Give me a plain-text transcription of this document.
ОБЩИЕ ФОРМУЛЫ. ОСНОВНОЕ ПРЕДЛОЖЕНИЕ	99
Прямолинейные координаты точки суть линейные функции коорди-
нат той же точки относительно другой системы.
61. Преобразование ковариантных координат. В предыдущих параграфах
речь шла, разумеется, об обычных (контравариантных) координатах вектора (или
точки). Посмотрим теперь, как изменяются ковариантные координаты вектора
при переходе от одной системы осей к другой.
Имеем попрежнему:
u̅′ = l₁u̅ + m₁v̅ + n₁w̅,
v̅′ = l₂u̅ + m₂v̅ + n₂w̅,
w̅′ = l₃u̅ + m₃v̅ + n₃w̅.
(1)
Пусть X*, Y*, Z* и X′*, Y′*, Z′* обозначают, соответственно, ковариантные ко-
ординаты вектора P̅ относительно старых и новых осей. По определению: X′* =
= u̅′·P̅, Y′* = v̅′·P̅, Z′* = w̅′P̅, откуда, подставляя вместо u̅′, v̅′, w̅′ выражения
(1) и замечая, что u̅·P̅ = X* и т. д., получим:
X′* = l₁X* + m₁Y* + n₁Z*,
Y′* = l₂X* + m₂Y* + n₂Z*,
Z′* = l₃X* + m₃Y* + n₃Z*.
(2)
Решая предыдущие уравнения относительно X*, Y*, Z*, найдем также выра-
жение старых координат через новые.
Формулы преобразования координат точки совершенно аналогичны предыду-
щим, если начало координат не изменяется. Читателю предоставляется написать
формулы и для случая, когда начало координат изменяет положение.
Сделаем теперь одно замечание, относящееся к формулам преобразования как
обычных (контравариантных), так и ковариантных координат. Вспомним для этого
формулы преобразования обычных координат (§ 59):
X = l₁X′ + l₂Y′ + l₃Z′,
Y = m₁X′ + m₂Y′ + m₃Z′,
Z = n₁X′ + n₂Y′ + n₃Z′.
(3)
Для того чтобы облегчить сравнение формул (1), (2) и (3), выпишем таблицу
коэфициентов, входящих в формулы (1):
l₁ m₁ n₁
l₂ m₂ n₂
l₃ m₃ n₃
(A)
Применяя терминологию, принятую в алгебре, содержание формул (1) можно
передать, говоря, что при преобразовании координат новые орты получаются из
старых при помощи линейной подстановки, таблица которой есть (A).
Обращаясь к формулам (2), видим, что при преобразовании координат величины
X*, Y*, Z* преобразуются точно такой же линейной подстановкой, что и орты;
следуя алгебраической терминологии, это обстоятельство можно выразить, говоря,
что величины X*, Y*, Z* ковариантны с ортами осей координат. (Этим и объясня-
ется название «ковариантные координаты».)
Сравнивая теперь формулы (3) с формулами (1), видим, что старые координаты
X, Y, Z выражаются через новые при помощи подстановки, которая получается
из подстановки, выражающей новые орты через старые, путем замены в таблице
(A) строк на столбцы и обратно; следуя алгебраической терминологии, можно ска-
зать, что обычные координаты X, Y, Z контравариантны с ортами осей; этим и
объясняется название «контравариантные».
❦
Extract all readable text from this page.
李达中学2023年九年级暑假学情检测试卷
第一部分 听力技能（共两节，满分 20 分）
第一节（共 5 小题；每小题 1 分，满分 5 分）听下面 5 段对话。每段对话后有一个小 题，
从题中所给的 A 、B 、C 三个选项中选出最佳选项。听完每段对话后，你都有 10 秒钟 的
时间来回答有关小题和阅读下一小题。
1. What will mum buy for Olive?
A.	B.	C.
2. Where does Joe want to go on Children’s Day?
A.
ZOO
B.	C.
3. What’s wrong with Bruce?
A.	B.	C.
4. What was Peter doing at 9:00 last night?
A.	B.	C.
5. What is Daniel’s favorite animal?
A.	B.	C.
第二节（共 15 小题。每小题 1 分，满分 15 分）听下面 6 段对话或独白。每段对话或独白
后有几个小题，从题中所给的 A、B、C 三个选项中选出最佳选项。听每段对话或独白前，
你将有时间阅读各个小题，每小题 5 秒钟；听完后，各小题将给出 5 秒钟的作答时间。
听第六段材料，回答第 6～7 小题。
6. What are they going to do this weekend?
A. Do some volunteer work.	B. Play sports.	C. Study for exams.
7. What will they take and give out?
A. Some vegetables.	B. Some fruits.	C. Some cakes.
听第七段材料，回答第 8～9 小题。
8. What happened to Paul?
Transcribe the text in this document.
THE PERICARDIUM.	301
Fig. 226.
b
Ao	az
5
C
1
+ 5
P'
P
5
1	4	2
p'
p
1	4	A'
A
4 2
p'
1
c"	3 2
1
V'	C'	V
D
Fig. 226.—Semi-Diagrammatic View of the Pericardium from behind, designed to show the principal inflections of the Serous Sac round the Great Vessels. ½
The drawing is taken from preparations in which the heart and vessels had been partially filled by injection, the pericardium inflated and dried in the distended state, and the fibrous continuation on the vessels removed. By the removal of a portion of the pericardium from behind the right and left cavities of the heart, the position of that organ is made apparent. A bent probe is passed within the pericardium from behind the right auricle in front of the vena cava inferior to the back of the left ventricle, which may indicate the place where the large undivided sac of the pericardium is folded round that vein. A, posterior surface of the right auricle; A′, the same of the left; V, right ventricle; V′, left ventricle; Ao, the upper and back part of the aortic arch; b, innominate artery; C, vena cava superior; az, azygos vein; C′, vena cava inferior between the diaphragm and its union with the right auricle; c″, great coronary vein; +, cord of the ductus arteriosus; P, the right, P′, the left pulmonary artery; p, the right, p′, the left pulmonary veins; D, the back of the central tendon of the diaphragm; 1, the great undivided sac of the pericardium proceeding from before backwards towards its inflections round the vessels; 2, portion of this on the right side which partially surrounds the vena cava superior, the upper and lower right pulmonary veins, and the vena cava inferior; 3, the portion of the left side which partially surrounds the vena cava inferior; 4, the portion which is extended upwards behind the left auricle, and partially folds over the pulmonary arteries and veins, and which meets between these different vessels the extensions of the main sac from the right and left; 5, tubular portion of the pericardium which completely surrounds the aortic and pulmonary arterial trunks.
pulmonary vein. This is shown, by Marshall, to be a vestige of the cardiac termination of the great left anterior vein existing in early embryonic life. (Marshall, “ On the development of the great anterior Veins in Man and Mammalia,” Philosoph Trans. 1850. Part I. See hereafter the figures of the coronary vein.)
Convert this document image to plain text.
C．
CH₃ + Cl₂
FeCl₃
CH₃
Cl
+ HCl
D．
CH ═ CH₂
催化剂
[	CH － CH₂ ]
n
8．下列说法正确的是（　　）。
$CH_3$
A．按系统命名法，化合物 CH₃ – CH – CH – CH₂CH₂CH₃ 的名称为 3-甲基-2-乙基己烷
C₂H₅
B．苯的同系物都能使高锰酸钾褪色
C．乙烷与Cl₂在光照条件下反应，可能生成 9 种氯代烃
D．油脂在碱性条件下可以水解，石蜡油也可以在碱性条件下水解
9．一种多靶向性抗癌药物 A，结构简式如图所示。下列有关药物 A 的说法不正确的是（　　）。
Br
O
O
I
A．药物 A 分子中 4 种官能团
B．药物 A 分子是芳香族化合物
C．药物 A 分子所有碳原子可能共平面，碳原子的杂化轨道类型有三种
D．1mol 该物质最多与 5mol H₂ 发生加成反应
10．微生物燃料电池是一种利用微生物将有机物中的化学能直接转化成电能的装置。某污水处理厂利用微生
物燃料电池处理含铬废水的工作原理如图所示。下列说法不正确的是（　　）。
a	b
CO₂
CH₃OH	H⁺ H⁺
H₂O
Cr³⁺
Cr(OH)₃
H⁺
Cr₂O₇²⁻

--------------------------------------------------

_Task:_
Extract the full listing above without altering anything.

_The answer:_
Give me a plain-text transcription of this document.
ОБЩИЕ ФОРМУЛЫ. ОСНОВНОЕ ПРЕДЛОЖЕНИЕ	99
Прямолинейные координаты точки суть линейные функции коорди-
нат той же точки относительно другой системы.
61. Преобразование ковариантных координат. В предыдущих параграфах
речь шла, разумеется, об обычных (контравариантных) координатах вектора (или
точки). Посмотрим теперь, как изменяются ковариантные координаты вектора
при переходе от одной системы осей к другой.
Имеем попрежнему:
u̅′ = l₁u̅ + m₁v̅ + n₁w̅,
v̅′ = l₂u̅ + m₂v̅ + n₂w̅,
w̅′ = l₃u̅ + m₃v̅ + n₃w̅.
(1)
Пусть X*, Y*, Z* и X′*, Y′*, Z′* обозначают, соответственно, ковариантные ко-
ординаты вектора P̅ относительно старых и новых осей. По определению: X′* =
= u̅′·P̅, Y′* = v̅′·P̅, Z′* = w̅′P̅, откуда, подставляя вместо u̅′, v̅′, w̅′ выражения
(1) и замечая, что u̅·P̅ = X* и т. д., получим:
X′* = l₁X* + m₁Y* + n₁Z*,
Y′* = l₂X* + m₂Y* + n₂Z*,
Z′* = l₃X* + m₃Y* + n₃Z*.
(2)
Решая предыдущие уравнения относительно X*, Y*, Z*, найдем также выра-
жение старых координат через новые.
Формулы преобразования координат точки совершенно аналогичны предыду-
щим, если начало координат не изменяется. Читателю предоставляется написать
формулы и для случая, когда начало координат изменяет положение.
Сделаем теперь одно замечание, относящееся к формулам преобразования как
обычных (контравариантных), так и ковариантных координат. Вспомним для этого
формулы преобразования обычных координат (§ 59):
X = l₁X′ + l₂Y′ + l₃Z′,
Y = m₁X′ + m₂Y′ + m₃Z′,
Z = n₁X′ + n₂Y′ + n₃Z′.
(3)
Для того чтобы облегчить сравнение формул (1), (2) и (3), выпишем таблицу
коэфициентов, входящих в формулы (1):
l₁ m₁ n₁
l₂ m₂ n₂
l₃ m₃ n₃
(A)
Применяя терминологию, принятую в алгебре, содержание формул (1) можно
передать, говоря, что при преобразовании координат новые орты получаются из
старых при помощи линейной подстановки, таблица которой есть (A).
Обращаясь к формулам (2), видим, что при преобразовании координат величины
X*, Y*, Z* преобразуются точно такой же линейной подстановкой, что и орты;
следуя алгебраической терминологии, это обстоятельство можно выразить, говоря,
что величины X*, Y*, Z* ковариантны с ортами осей координат. (Этим и объясня-
ется название «ковариантные координаты».)
Сравнивая теперь формулы (3) с формулами (1), видим, что старые координаты
X, Y, Z выражаются через новые при помощи подстановки, которая получается
из подстановки, выражающей новые орты через старые, путем замены в таблице
(A) строк на столбцы и обратно; следуя алгебраической терминологии, можно ска-
зать, что обычные координаты X, Y, Z контравариантны с ортами осей; этим и
объясняется название «контравариантные».
❦
Extract all readable text from this page.
李达中学2023年九年级暑假学情检测试卷
第一部分 听力技能（共两节，满分 20 分）
第一节（共 5 小题；每小题 1 分，满分 5 分）听下面 5 段对话。每段对话后有一个小 题，
从题中所给的 A 、B 、C 三个选项中选出最佳选项。听完每段对话后，你都有 10 秒钟 的
时间来回答有关小题和阅读下一小题。
1. What will mum buy for Olive?
A.	B.	C.
2. Where does Joe want to go on Children’s Day?
A.
ZOO
B.	C.
3. What’s wrong with Bruce?
A.	B.	C.
4. What was Peter doing at 9:00 last night?
A.	B.	C.
5. What is Daniel’s favorite animal?
A.	B.	C.
第二节（共 15 小题。每小题 1 分，满分 15 分）听下面 6 段对话或独白。每段对话或独白
后有几个小题，从题中所给的 A、B、C 三个选项中选出最佳选项。听每段对话或独白前，
你将有时间阅读各个小题，每小题 5 秒钟；听完后，各小题将给出 5 秒钟的作答时间。
听第六段材料，回答第 6～7 小题。
6. What are they going to do this weekend?
A. Do some volunteer work.	B. Play sports.	C. Study for exams.
7. What will they take and give out?
A. Some vegetables.	B. Some fruits.	C. Some cakes.
听第七段材料，回答第 8～9 小题。
8. What happened to Paul?
Transcribe the text in this document.
THE PERICARDIUM.	301
Fig. 226.
b
Ao	az
5
C
1
+ 5
P'
P
5
1	4	2
p'
p
1	4	A'
A
4 2
p'
1
c"	3 2
1
V'	C'	V
D
Fig. 226.—Semi-Diagrammatic View of the Pericardium from behind, designed to show the principal inflections of the Serous Sac round the Great Vessels. ½
The drawing is taken from preparations in which the heart and vessels had been partially filled by injection, the pericardium inflated and dried in the distended state, and the fibrous continuation on the vessels removed. By the removal of a portion of the pericardium from behind the right and left cavities of the heart, the position of that organ is made apparent. A bent probe is passed within the pericardium from behind the right auricle in front of the vena cava inferior to the back of the left ventricle, which may indicate the place where the large undivided sac of the pericardium is folded round that vein. A, posterior surface of the right auricle; A′, the same of the left; V, right ventricle; V′, left ventricle; Ao, the upper and back part of the aortic arch; b, innominate artery; C, vena cava superior; az, azygos vein; C′, vena cava inferior between the diaphragm and its union with the right auricle; c″, great coronary vein; +, cord of the ductus arteriosus; P, the right, P′, the left pulmonary artery; p, the right, p′, the left pulmonary veins; D, the back of the central tendon of the diaphragm; 1, the great undivided sac of the pericardium proceeding from before backwards towards its inflections round the vessels; 2, portion of this on the right side which partially surrounds the vena cava superior, the upper and lower right pulmonary veins, and the vena cava inferior; 3, the portion of the left side which partially surrounds the vena cava inferior; 4, the portion which is extended upwards behind the left auricle, and partially folds over the pulmonary arteries and veins, and which meets between these different vessels the extensions of the main sac from the right and left; 5, tubular portion of the pericardium which completely surrounds the aortic and pulmonary arterial trunks.
pulmonary vein. This is shown, by Marshall, to be a vestige of the cardiac termination of the great left anterior vein existing in early embryonic life. (Marshall, “ On the development of the great anterior Veins in Man and Mammalia,” Philosoph Trans. 1850. Part I. See hereafter the figures of the coronary vein.)
Convert this document image to plain text.
C．
CH₃ + Cl₂
FeCl₃
CH₃
Cl
+ HCl
D．
CH ═ CH₂
催化剂
[	CH － CH₂ ]
n
8．下列说法正确的是（　　）。
$CH_3$
A．按系统命名法，化合物 CH₃ – CH – CH – CH₂CH₂CH₃ 的名称为 3-甲基-2-乙基己烷
C₂H₅
B．苯的同系物都能使高锰酸钾褪色
C．乙烷与Cl₂在光照条件下反应，可能生成 9 种氯代烃
D．油脂在碱性条件下可以水解，石蜡油也可以在碱性条件下水解
9．一种多靶向性抗癌药物 A，结构简式如图所示。下列有关药物 A 的说法不正确的是（　　）。
Br
O
O
I
A．药物 A 分子中 4 种官能团
B．药物 A 分子是芳香族化合物
C．药物 A 分子所有碳原子可能共平面，碳原子的杂化轨道类型有三种
D．1mol 该物质最多与 5mol H₂ 发生加成反应
10．微生物燃料电池是一种利用微生物将有机物中的化学能直接转化成电能的装置。某污水处理厂利用微生
物燃料电池处理含铬废水的工作原理如图所示。下列说法不正确的是（　　）。
a	b
CO₂
CH₃OH	H⁺ H⁺
H₂O
Cr³⁺
Cr(OH)₃
H⁺
Cr₂O₇²⁻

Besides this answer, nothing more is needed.